A word-for-word copy of the listing, free of images, is the expected answer.
--------------------------------
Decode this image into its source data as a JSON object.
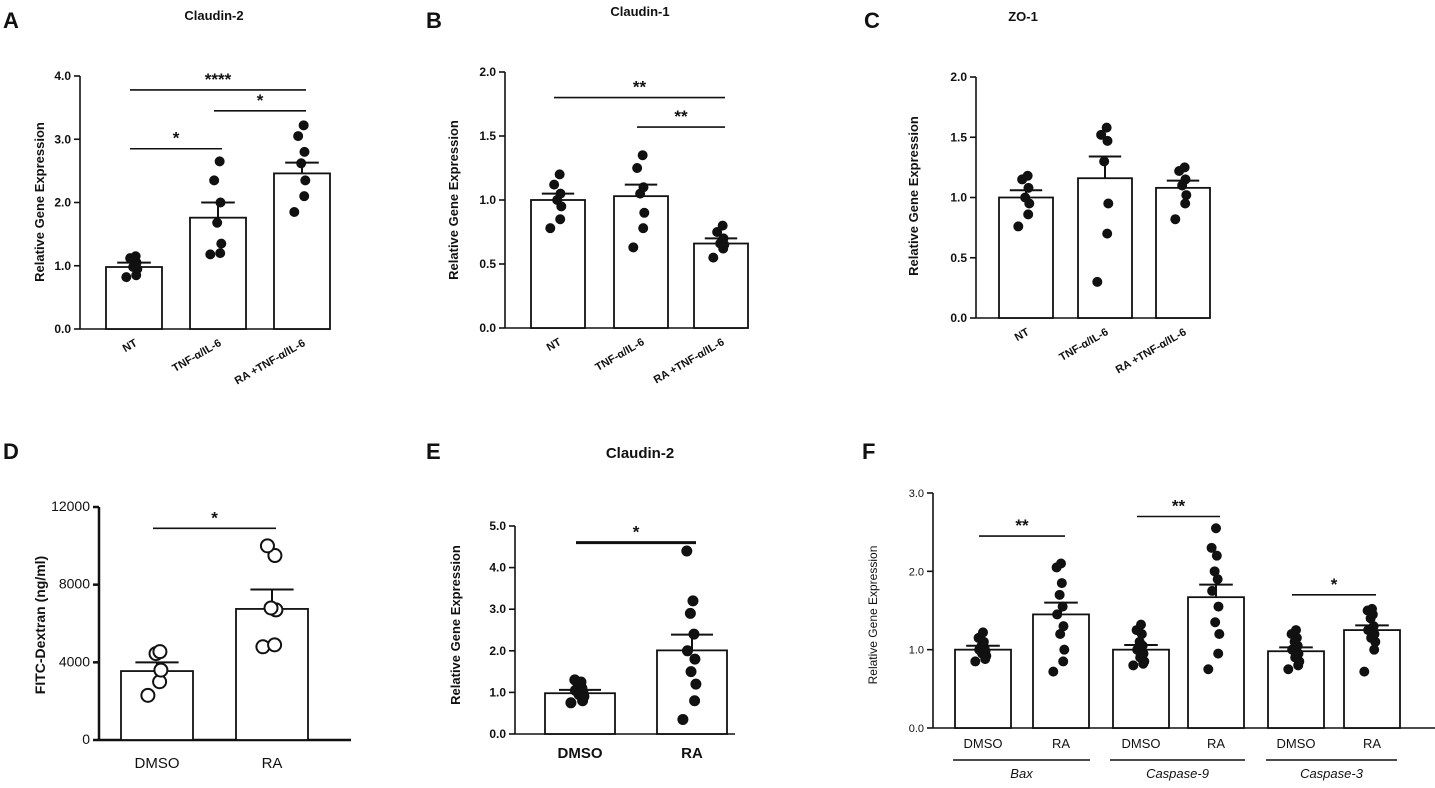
{
  "figure_title": "Six-panel figure: tight junction and apoptosis gene expression and FITC-Dextran permeability",
  "colors": {
    "ink": "#111111",
    "bar_fill": "#ffffff",
    "dot_fill": "#111111",
    "open_dot_fill": "#ffffff"
  },
  "chart_data": [
    {
      "id": "A",
      "panel_label": "A",
      "type": "bar",
      "title": "Claudin-2",
      "xlabel": "",
      "ylabel": "Relative Gene Expression",
      "ylim": [
        0,
        4.0
      ],
      "yticks": [
        0,
        1,
        2,
        3,
        4
      ],
      "ytick_labels": [
        "0.0",
        "1.0",
        "2.0",
        "3.0",
        "4.0"
      ],
      "categories": [
        "NT",
        "TNF-α/IL-6",
        "RA +TNF-α/IL-6"
      ],
      "values": [
        0.98,
        1.76,
        2.46
      ],
      "errors": [
        0.07,
        0.24,
        0.17
      ],
      "points": [
        [
          0.82,
          0.85,
          0.95,
          0.98,
          1.05,
          1.12,
          1.15
        ],
        [
          1.18,
          1.2,
          1.35,
          1.68,
          2.0,
          2.35,
          2.65
        ],
        [
          1.85,
          2.1,
          2.35,
          2.62,
          2.8,
          3.05,
          3.22
        ]
      ],
      "significance": [
        {
          "from": 0,
          "to": 1,
          "y": 2.85,
          "label": "*"
        },
        {
          "from": 1,
          "to": 2,
          "y": 3.45,
          "label": "*"
        },
        {
          "from": 0,
          "to": 2,
          "y": 3.78,
          "label": "****"
        }
      ]
    },
    {
      "id": "B",
      "panel_label": "B",
      "type": "bar",
      "title": "Claudin-1",
      "xlabel": "",
      "ylabel": "Relative Gene Expression",
      "ylim": [
        0,
        2.0
      ],
      "yticks": [
        0,
        0.5,
        1,
        1.5,
        2
      ],
      "ytick_labels": [
        "0.0",
        "0.5",
        "1.0",
        "1.5",
        "2.0"
      ],
      "categories": [
        "NT",
        "TNF-α/IL-6",
        "RA +TNF-α/IL-6"
      ],
      "values": [
        1.0,
        1.03,
        0.66
      ],
      "errors": [
        0.05,
        0.09,
        0.04
      ],
      "points": [
        [
          0.78,
          0.85,
          0.95,
          1.0,
          1.05,
          1.12,
          1.2
        ],
        [
          0.63,
          0.78,
          0.9,
          1.05,
          1.1,
          1.25,
          1.35
        ],
        [
          0.55,
          0.62,
          0.65,
          0.66,
          0.7,
          0.75,
          0.8
        ]
      ],
      "significance": [
        {
          "from": 1,
          "to": 2,
          "y": 1.57,
          "label": "**"
        },
        {
          "from": 0,
          "to": 2,
          "y": 1.8,
          "label": "**"
        }
      ]
    },
    {
      "id": "C",
      "panel_label": "C",
      "type": "bar",
      "title": "ZO-1",
      "xlabel": "",
      "ylabel": "Relative Gene Expression",
      "ylim": [
        0,
        2.0
      ],
      "yticks": [
        0,
        0.5,
        1,
        1.5,
        2
      ],
      "ytick_labels": [
        "0.0",
        "0.5",
        "1.0",
        "1.5",
        "2.0"
      ],
      "categories": [
        "NT",
        "TNF-α/IL-6",
        "RA +TNF-α/IL-6"
      ],
      "values": [
        1.0,
        1.16,
        1.08
      ],
      "errors": [
        0.06,
        0.18,
        0.06
      ],
      "points": [
        [
          0.76,
          0.86,
          0.95,
          1.0,
          1.08,
          1.15,
          1.18
        ],
        [
          0.3,
          0.7,
          0.95,
          1.3,
          1.47,
          1.52,
          1.58
        ],
        [
          0.82,
          0.95,
          1.02,
          1.1,
          1.15,
          1.22,
          1.25
        ]
      ],
      "significance": []
    },
    {
      "id": "D",
      "panel_label": "D",
      "type": "bar",
      "title": "",
      "xlabel": "",
      "ylabel": "FITC-Dextran (ng/ml)",
      "ylim": [
        0,
        12000
      ],
      "yticks": [
        0,
        4000,
        8000,
        12000
      ],
      "ytick_labels": [
        "0",
        "4000",
        "8000",
        "12000"
      ],
      "categories": [
        "DMSO",
        "RA"
      ],
      "values": [
        3550,
        6750
      ],
      "errors": [
        450,
        1000
      ],
      "open_markers": true,
      "points": [
        [
          2300,
          3000,
          3600,
          4450,
          4550
        ],
        [
          4800,
          4900,
          6700,
          6800,
          9500,
          10000
        ]
      ],
      "significance": [
        {
          "from": 0,
          "to": 1,
          "y": 10900,
          "label": "*"
        }
      ]
    },
    {
      "id": "E",
      "panel_label": "E",
      "type": "bar",
      "title": "Claudin-2",
      "xlabel": "",
      "ylabel": "Relative Gene Expression",
      "ylim": [
        0,
        5.0
      ],
      "yticks": [
        0,
        1,
        2,
        3,
        4,
        5
      ],
      "ytick_labels": [
        "0.0",
        "1.0",
        "2.0",
        "3.0",
        "4.0",
        "5.0"
      ],
      "categories": [
        "DMSO",
        "RA"
      ],
      "values": [
        0.98,
        2.01
      ],
      "errors": [
        0.08,
        0.38
      ],
      "points": [
        [
          0.75,
          0.8,
          0.9,
          0.95,
          1.0,
          1.05,
          1.1,
          1.2,
          1.25,
          1.3
        ],
        [
          0.35,
          0.8,
          1.2,
          1.5,
          1.8,
          2.0,
          2.4,
          2.9,
          3.2,
          4.4
        ]
      ],
      "significance": [
        {
          "from": 0,
          "to": 1,
          "y": 4.6,
          "label": "*"
        }
      ]
    },
    {
      "id": "F",
      "panel_label": "F",
      "type": "bar",
      "title": "",
      "xlabel": "",
      "ylabel": "Relative Gene Expression",
      "ylim": [
        0,
        3.0
      ],
      "yticks": [
        0,
        1,
        2,
        3
      ],
      "ytick_labels": [
        "0.0",
        "1.0",
        "2.0",
        "3.0"
      ],
      "categories": [
        "DMSO",
        "RA",
        "DMSO",
        "RA",
        "DMSO",
        "RA"
      ],
      "group_labels": [
        "Bax",
        "Caspase-9",
        "Caspase-3"
      ],
      "values": [
        1.0,
        1.45,
        1.0,
        1.67,
        0.98,
        1.25
      ],
      "errors": [
        0.05,
        0.15,
        0.06,
        0.16,
        0.05,
        0.06
      ],
      "points": [
        [
          0.85,
          0.88,
          0.92,
          0.95,
          0.98,
          1.0,
          1.02,
          1.05,
          1.1,
          1.15,
          1.22
        ],
        [
          0.72,
          0.85,
          1.0,
          1.2,
          1.3,
          1.45,
          1.55,
          1.7,
          1.85,
          2.05,
          2.1
        ],
        [
          0.8,
          0.82,
          0.85,
          0.9,
          0.95,
          1.0,
          1.05,
          1.1,
          1.2,
          1.25,
          1.32
        ],
        [
          0.75,
          0.95,
          1.2,
          1.35,
          1.55,
          1.75,
          1.9,
          2.0,
          2.2,
          2.3,
          2.55
        ],
        [
          0.75,
          0.8,
          0.85,
          0.9,
          0.95,
          1.0,
          1.05,
          1.1,
          1.15,
          1.2,
          1.25
        ],
        [
          0.72,
          1.0,
          1.1,
          1.15,
          1.2,
          1.25,
          1.3,
          1.4,
          1.45,
          1.5,
          1.52
        ]
      ],
      "significance": [
        {
          "from": 0,
          "to": 1,
          "y": 2.45,
          "label": "**"
        },
        {
          "from": 2,
          "to": 3,
          "y": 2.7,
          "label": "**"
        },
        {
          "from": 4,
          "to": 5,
          "y": 1.7,
          "label": "*"
        }
      ]
    }
  ]
}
--------------------------------
Response to this exercise:
Decode this image into its source data as a JSON object.
{
  "figure_title": "Six-panel figure: tight junction and apoptosis gene expression and FITC-Dextran permeability",
  "colors": {
    "ink": "#111111",
    "bar_fill": "#ffffff",
    "dot_fill": "#111111",
    "open_dot_fill": "#ffffff"
  },
  "chart_data": [
    {
      "id": "A",
      "panel_label": "A",
      "type": "bar",
      "title": "Claudin-2",
      "xlabel": "",
      "ylabel": "Relative Gene Expression",
      "ylim": [
        0,
        4.0
      ],
      "yticks": [
        0,
        1,
        2,
        3,
        4
      ],
      "ytick_labels": [
        "0.0",
        "1.0",
        "2.0",
        "3.0",
        "4.0"
      ],
      "categories": [
        "NT",
        "TNF-α/IL-6",
        "RA +TNF-α/IL-6"
      ],
      "values": [
        0.98,
        1.76,
        2.46
      ],
      "errors": [
        0.07,
        0.24,
        0.17
      ],
      "points": [
        [
          0.82,
          0.85,
          0.95,
          0.98,
          1.05,
          1.12,
          1.15
        ],
        [
          1.18,
          1.2,
          1.35,
          1.68,
          2.0,
          2.35,
          2.65
        ],
        [
          1.85,
          2.1,
          2.35,
          2.62,
          2.8,
          3.05,
          3.22
        ]
      ],
      "significance": [
        {
          "from": 0,
          "to": 1,
          "y": 2.85,
          "label": "*"
        },
        {
          "from": 1,
          "to": 2,
          "y": 3.45,
          "label": "*"
        },
        {
          "from": 0,
          "to": 2,
          "y": 3.78,
          "label": "****"
        }
      ]
    },
    {
      "id": "B",
      "panel_label": "B",
      "type": "bar",
      "title": "Claudin-1",
      "xlabel": "",
      "ylabel": "Relative Gene Expression",
      "ylim": [
        0,
        2.0
      ],
      "yticks": [
        0,
        0.5,
        1,
        1.5,
        2
      ],
      "ytick_labels": [
        "0.0",
        "0.5",
        "1.0",
        "1.5",
        "2.0"
      ],
      "categories": [
        "NT",
        "TNF-α/IL-6",
        "RA +TNF-α/IL-6"
      ],
      "values": [
        1.0,
        1.03,
        0.66
      ],
      "errors": [
        0.05,
        0.09,
        0.04
      ],
      "points": [
        [
          0.78,
          0.85,
          0.95,
          1.0,
          1.05,
          1.12,
          1.2
        ],
        [
          0.63,
          0.78,
          0.9,
          1.05,
          1.1,
          1.25,
          1.35
        ],
        [
          0.55,
          0.62,
          0.65,
          0.66,
          0.7,
          0.75,
          0.8
        ]
      ],
      "significance": [
        {
          "from": 1,
          "to": 2,
          "y": 1.57,
          "label": "**"
        },
        {
          "from": 0,
          "to": 2,
          "y": 1.8,
          "label": "**"
        }
      ]
    },
    {
      "id": "C",
      "panel_label": "C",
      "type": "bar",
      "title": "ZO-1",
      "xlabel": "",
      "ylabel": "Relative Gene Expression",
      "ylim": [
        0,
        2.0
      ],
      "yticks": [
        0,
        0.5,
        1,
        1.5,
        2
      ],
      "ytick_labels": [
        "0.0",
        "0.5",
        "1.0",
        "1.5",
        "2.0"
      ],
      "categories": [
        "NT",
        "TNF-α/IL-6",
        "RA +TNF-α/IL-6"
      ],
      "values": [
        1.0,
        1.16,
        1.08
      ],
      "errors": [
        0.06,
        0.18,
        0.06
      ],
      "points": [
        [
          0.76,
          0.86,
          0.95,
          1.0,
          1.08,
          1.15,
          1.18
        ],
        [
          0.3,
          0.7,
          0.95,
          1.3,
          1.47,
          1.52,
          1.58
        ],
        [
          0.82,
          0.95,
          1.02,
          1.1,
          1.15,
          1.22,
          1.25
        ]
      ],
      "significance": []
    },
    {
      "id": "D",
      "panel_label": "D",
      "type": "bar",
      "title": "",
      "xlabel": "",
      "ylabel": "FITC-Dextran (ng/ml)",
      "ylim": [
        0,
        12000
      ],
      "yticks": [
        0,
        4000,
        8000,
        12000
      ],
      "ytick_labels": [
        "0",
        "4000",
        "8000",
        "12000"
      ],
      "categories": [
        "DMSO",
        "RA"
      ],
      "values": [
        3550,
        6750
      ],
      "errors": [
        450,
        1000
      ],
      "open_markers": true,
      "points": [
        [
          2300,
          3000,
          3600,
          4450,
          4550
        ],
        [
          4800,
          4900,
          6700,
          6800,
          9500,
          10000
        ]
      ],
      "significance": [
        {
          "from": 0,
          "to": 1,
          "y": 10900,
          "label": "*"
        }
      ]
    },
    {
      "id": "E",
      "panel_label": "E",
      "type": "bar",
      "title": "Claudin-2",
      "xlabel": "",
      "ylabel": "Relative Gene Expression",
      "ylim": [
        0,
        5.0
      ],
      "yticks": [
        0,
        1,
        2,
        3,
        4,
        5
      ],
      "ytick_labels": [
        "0.0",
        "1.0",
        "2.0",
        "3.0",
        "4.0",
        "5.0"
      ],
      "categories": [
        "DMSO",
        "RA"
      ],
      "values": [
        0.98,
        2.01
      ],
      "errors": [
        0.08,
        0.38
      ],
      "points": [
        [
          0.75,
          0.8,
          0.9,
          0.95,
          1.0,
          1.05,
          1.1,
          1.2,
          1.25,
          1.3
        ],
        [
          0.35,
          0.8,
          1.2,
          1.5,
          1.8,
          2.0,
          2.4,
          2.9,
          3.2,
          4.4
        ]
      ],
      "significance": [
        {
          "from": 0,
          "to": 1,
          "y": 4.6,
          "label": "*"
        }
      ]
    },
    {
      "id": "F",
      "panel_label": "F",
      "type": "bar",
      "title": "",
      "xlabel": "",
      "ylabel": "Relative Gene Expression",
      "ylim": [
        0,
        3.0
      ],
      "yticks": [
        0,
        1,
        2,
        3
      ],
      "ytick_labels": [
        "0.0",
        "1.0",
        "2.0",
        "3.0"
      ],
      "categories": [
        "DMSO",
        "RA",
        "DMSO",
        "RA",
        "DMSO",
        "RA"
      ],
      "group_labels": [
        "Bax",
        "Caspase-9",
        "Caspase-3"
      ],
      "values": [
        1.0,
        1.45,
        1.0,
        1.67,
        0.98,
        1.25
      ],
      "errors": [
        0.05,
        0.15,
        0.06,
        0.16,
        0.05,
        0.06
      ],
      "points": [
        [
          0.85,
          0.88,
          0.92,
          0.95,
          0.98,
          1.0,
          1.02,
          1.05,
          1.1,
          1.15,
          1.22
        ],
        [
          0.72,
          0.85,
          1.0,
          1.2,
          1.3,
          1.45,
          1.55,
          1.7,
          1.85,
          2.05,
          2.1
        ],
        [
          0.8,
          0.82,
          0.85,
          0.9,
          0.95,
          1.0,
          1.05,
          1.1,
          1.2,
          1.25,
          1.32
        ],
        [
          0.75,
          0.95,
          1.2,
          1.35,
          1.55,
          1.75,
          1.9,
          2.0,
          2.2,
          2.3,
          2.55
        ],
        [
          0.75,
          0.8,
          0.85,
          0.9,
          0.95,
          1.0,
          1.05,
          1.1,
          1.15,
          1.2,
          1.25
        ],
        [
          0.72,
          1.0,
          1.1,
          1.15,
          1.2,
          1.25,
          1.3,
          1.4,
          1.45,
          1.5,
          1.52
        ]
      ],
      "significance": [
        {
          "from": 0,
          "to": 1,
          "y": 2.45,
          "label": "**"
        },
        {
          "from": 2,
          "to": 3,
          "y": 2.7,
          "label": "**"
        },
        {
          "from": 4,
          "to": 5,
          "y": 1.7,
          "label": "*"
        }
      ]
    }
  ]
}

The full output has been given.